═══ GIVEN DATA

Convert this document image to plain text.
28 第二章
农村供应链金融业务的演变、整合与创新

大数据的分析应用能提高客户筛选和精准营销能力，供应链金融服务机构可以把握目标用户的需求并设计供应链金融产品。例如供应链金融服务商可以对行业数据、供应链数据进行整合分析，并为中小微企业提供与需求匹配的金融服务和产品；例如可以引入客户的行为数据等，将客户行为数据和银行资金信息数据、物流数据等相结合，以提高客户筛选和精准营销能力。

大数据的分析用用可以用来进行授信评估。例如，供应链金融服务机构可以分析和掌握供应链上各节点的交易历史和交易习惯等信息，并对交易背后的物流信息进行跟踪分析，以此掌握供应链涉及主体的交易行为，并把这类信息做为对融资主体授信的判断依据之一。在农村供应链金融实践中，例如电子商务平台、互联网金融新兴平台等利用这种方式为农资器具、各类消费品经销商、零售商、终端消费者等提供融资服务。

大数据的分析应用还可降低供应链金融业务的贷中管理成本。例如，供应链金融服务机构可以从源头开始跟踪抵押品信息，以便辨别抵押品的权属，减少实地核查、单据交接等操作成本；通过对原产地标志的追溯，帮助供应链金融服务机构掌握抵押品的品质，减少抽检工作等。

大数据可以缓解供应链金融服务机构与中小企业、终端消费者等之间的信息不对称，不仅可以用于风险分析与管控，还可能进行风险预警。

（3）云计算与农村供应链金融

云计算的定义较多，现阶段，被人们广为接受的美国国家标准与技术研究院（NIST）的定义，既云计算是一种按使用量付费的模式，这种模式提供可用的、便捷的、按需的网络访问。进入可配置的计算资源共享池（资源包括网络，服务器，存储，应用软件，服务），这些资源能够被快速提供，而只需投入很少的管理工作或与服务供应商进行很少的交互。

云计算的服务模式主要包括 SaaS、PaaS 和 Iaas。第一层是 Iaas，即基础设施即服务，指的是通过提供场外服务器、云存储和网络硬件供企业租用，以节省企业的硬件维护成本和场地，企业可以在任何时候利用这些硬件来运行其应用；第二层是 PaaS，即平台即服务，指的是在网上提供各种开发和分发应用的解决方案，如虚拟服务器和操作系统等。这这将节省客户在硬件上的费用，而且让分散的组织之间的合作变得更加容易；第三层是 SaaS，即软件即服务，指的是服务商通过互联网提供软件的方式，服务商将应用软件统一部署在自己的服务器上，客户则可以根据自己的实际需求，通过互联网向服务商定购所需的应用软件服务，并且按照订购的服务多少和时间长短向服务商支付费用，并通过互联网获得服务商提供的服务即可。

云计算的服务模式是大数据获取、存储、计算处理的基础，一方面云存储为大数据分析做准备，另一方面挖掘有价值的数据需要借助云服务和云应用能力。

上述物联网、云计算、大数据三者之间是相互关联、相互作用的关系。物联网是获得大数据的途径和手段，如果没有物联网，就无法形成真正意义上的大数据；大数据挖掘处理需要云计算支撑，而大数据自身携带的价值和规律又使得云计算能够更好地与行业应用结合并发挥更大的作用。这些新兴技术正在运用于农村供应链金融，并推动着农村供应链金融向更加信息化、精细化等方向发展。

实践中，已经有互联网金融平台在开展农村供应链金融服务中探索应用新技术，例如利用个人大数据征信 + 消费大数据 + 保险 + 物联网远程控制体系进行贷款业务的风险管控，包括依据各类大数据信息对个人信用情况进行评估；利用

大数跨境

══════

| YOUR OBJECTIVE |
From the data above, extract every line in its exact form.

| RESPONSE BELOW |
Convert this document image to plain text.
28 第二章
农村供应链金融业务的演变、整合与创新

大数据的分析应用能提高客户筛选和精准营销能力，供应链金融服务机构可以把握目标用户的需求并设计供应链金融产品。例如供应链金融服务商可以对行业数据、供应链数据进行整合分析，并为中小微企业提供与需求匹配的金融服务和产品；例如可以引入客户的行为数据等，将客户行为数据和银行资金信息数据、物流数据等相结合，以提高客户筛选和精准营销能力。

大数据的分析用用可以用来进行授信评估。例如，供应链金融服务机构可以分析和掌握供应链上各节点的交易历史和交易习惯等信息，并对交易背后的物流信息进行跟踪分析，以此掌握供应链涉及主体的交易行为，并把这类信息做为对融资主体授信的判断依据之一。在农村供应链金融实践中，例如电子商务平台、互联网金融新兴平台等利用这种方式为农资器具、各类消费品经销商、零售商、终端消费者等提供融资服务。

大数据的分析应用还可降低供应链金融业务的贷中管理成本。例如，供应链金融服务机构可以从源头开始跟踪抵押品信息，以便辨别抵押品的权属，减少实地核查、单据交接等操作成本；通过对原产地标志的追溯，帮助供应链金融服务机构掌握抵押品的品质，减少抽检工作等。

大数据可以缓解供应链金融服务机构与中小企业、终端消费者等之间的信息不对称，不仅可以用于风险分析与管控，还可能进行风险预警。

（3）云计算与农村供应链金融

云计算的定义较多，现阶段，被人们广为接受的美国国家标准与技术研究院（NIST）的定义，既云计算是一种按使用量付费的模式，这种模式提供可用的、便捷的、按需的网络访问。进入可配置的计算资源共享池（资源包括网络，服务器，存储，应用软件，服务），这些资源能够被快速提供，而只需投入很少的管理工作或与服务供应商进行很少的交互。

云计算的服务模式主要包括 SaaS、PaaS 和 Iaas。第一层是 Iaas，即基础设施即服务，指的是通过提供场外服务器、云存储和网络硬件供企业租用，以节省企业的硬件维护成本和场地，企业可以在任何时候利用这些硬件来运行其应用；第二层是 PaaS，即平台即服务，指的是在网上提供各种开发和分发应用的解决方案，如虚拟服务器和操作系统等。这这将节省客户在硬件上的费用，而且让分散的组织之间的合作变得更加容易；第三层是 SaaS，即软件即服务，指的是服务商通过互联网提供软件的方式，服务商将应用软件统一部署在自己的服务器上，客户则可以根据自己的实际需求，通过互联网向服务商定购所需的应用软件服务，并且按照订购的服务多少和时间长短向服务商支付费用，并通过互联网获得服务商提供的服务即可。

云计算的服务模式是大数据获取、存储、计算处理的基础，一方面云存储为大数据分析做准备，另一方面挖掘有价值的数据需要借助云服务和云应用能力。

上述物联网、云计算、大数据三者之间是相互关联、相互作用的关系。物联网是获得大数据的途径和手段，如果没有物联网，就无法形成真正意义上的大数据；大数据挖掘处理需要云计算支撑，而大数据自身携带的价值和规律又使得云计算能够更好地与行业应用结合并发挥更大的作用。这些新兴技术正在运用于农村供应链金融，并推动着农村供应链金融向更加信息化、精细化等方向发展。

实践中，已经有互联网金融平台在开展农村供应链金融服务中探索应用新技术，例如利用个人大数据征信 + 消费大数据 + 保险 + 物联网远程控制体系进行贷款业务的风险管控，包括依据各类大数据信息对个人信用情况进行评估；利用

大数跨境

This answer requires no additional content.